(Records)
------------
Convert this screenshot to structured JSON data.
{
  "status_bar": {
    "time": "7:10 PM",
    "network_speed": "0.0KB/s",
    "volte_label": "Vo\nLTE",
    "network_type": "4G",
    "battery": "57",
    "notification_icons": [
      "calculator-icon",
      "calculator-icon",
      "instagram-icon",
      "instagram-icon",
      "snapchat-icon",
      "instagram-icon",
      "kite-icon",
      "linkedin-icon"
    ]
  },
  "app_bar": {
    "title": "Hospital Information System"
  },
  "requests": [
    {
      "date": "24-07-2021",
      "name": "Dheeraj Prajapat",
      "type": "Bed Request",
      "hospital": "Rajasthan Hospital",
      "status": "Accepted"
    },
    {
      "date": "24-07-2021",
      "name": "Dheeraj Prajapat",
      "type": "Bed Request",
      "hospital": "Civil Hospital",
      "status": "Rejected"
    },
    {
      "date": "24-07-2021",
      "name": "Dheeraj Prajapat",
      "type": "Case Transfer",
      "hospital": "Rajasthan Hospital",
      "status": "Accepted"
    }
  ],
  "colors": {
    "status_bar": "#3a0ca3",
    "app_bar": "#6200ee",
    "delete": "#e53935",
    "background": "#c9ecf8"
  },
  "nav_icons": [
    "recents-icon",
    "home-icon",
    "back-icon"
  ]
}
------------
* _Exercise_:
Each entry above is to be set down again in exactly the same words.

* _Exercise solution_:
Convert this screenshot to structured JSON data.
{
  "status_bar": {
    "time": "7:10 PM",
    "network_speed": "0.0KB/s",
    "volte_label": "Vo\nLTE",
    "network_type": "4G",
    "battery": "57",
    "notification_icons": [
      "calculator-icon",
      "calculator-icon",
      "instagram-icon",
      "instagram-icon",
      "snapchat-icon",
      "instagram-icon",
      "kite-icon",
      "linkedin-icon"
    ]
  },
  "app_bar": {
    "title": "Hospital Information System"
  },
  "requests": [
    {
      "date": "24-07-2021",
      "name": "Dheeraj Prajapat",
      "type": "Bed Request",
      "hospital": "Rajasthan Hospital",
      "status": "Accepted"
    },
    {
      "date": "24-07-2021",
      "name": "Dheeraj Prajapat",
      "type": "Bed Request",
      "hospital": "Civil Hospital",
      "status": "Rejected"
    },
    {
      "date": "24-07-2021",
      "name": "Dheeraj Prajapat",
      "type": "Case Transfer",
      "hospital": "Rajasthan Hospital",
      "status": "Accepted"
    }
  ],
  "colors": {
    "status_bar": "#3a0ca3",
    "app_bar": "#6200ee",
    "delete": "#e53935",
    "background": "#c9ecf8"
  },
  "nav_icons": [
    "recents-icon",
    "home-icon",
    "back-icon"
  ]
}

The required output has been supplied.